* Records for processing *
________

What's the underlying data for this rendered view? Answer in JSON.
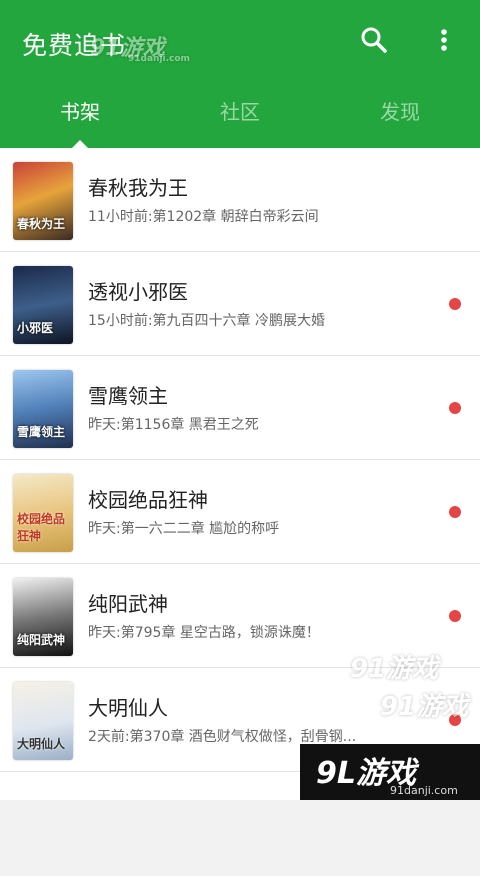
{
  "app": {
    "title": "免费追书"
  },
  "toolbar": {
    "search_icon": "search-icon",
    "more_icon": "more-vertical-icon"
  },
  "tabs": [
    {
      "label": "书架",
      "active": true
    },
    {
      "label": "社区",
      "active": false
    },
    {
      "label": "发现",
      "active": false
    }
  ],
  "books": [
    {
      "title": "春秋我为王",
      "update": "11小时前:第1202章 朝辞白帝彩云间",
      "unread": false,
      "cover_text": "春秋为王"
    },
    {
      "title": "透视小邪医",
      "update": "15小时前:第九百四十六章 冷鹏展大婚",
      "unread": true,
      "cover_text": "小邪医"
    },
    {
      "title": "雪鹰领主",
      "update": "昨天:第1156章 黑君王之死",
      "unread": true,
      "cover_text": "雪鹰领主"
    },
    {
      "title": "校园绝品狂神",
      "update": "昨天:第一六二二章 尴尬的称呼",
      "unread": true,
      "cover_text": "校园绝品狂神"
    },
    {
      "title": "纯阳武神",
      "update": "昨天:第795章 星空古路，锁源诛魔！",
      "unread": true,
      "cover_text": "纯阳武神"
    },
    {
      "title": "大明仙人",
      "update": "2天前:第370章 酒色财气权做怪，刮骨钢...",
      "unread": true,
      "cover_text": "大明仙人"
    }
  ],
  "watermark": {
    "top_logo": "91游戏",
    "top_url": "91danji.com",
    "corner_logo": "9L游戏",
    "corner_url": "91danji.com"
  },
  "colors": {
    "primary": "#23a63d",
    "unread_dot": "#e64545"
  }
}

________

* Task objective *
Write out the entries above verbatim; the pictures do not belong in your copy.

* Answer for the task *
What's the underlying data for this rendered view? Answer in JSON.
{
  "app": {
    "title": "免费追书"
  },
  "toolbar": {
    "search_icon": "search-icon",
    "more_icon": "more-vertical-icon"
  },
  "tabs": [
    {
      "label": "书架",
      "active": true
    },
    {
      "label": "社区",
      "active": false
    },
    {
      "label": "发现",
      "active": false
    }
  ],
  "books": [
    {
      "title": "春秋我为王",
      "update": "11小时前:第1202章 朝辞白帝彩云间",
      "unread": false,
      "cover_text": "春秋为王"
    },
    {
      "title": "透视小邪医",
      "update": "15小时前:第九百四十六章 冷鹏展大婚",
      "unread": true,
      "cover_text": "小邪医"
    },
    {
      "title": "雪鹰领主",
      "update": "昨天:第1156章 黑君王之死",
      "unread": true,
      "cover_text": "雪鹰领主"
    },
    {
      "title": "校园绝品狂神",
      "update": "昨天:第一六二二章 尴尬的称呼",
      "unread": true,
      "cover_text": "校园绝品狂神"
    },
    {
      "title": "纯阳武神",
      "update": "昨天:第795章 星空古路，锁源诛魔！",
      "unread": true,
      "cover_text": "纯阳武神"
    },
    {
      "title": "大明仙人",
      "update": "2天前:第370章 酒色财气权做怪，刮骨钢...",
      "unread": true,
      "cover_text": "大明仙人"
    }
  ],
  "watermark": {
    "top_logo": "91游戏",
    "top_url": "91danji.com",
    "corner_logo": "9L游戏",
    "corner_url": "91danji.com"
  },
  "colors": {
    "primary": "#23a63d",
    "unread_dot": "#e64545"
  }
}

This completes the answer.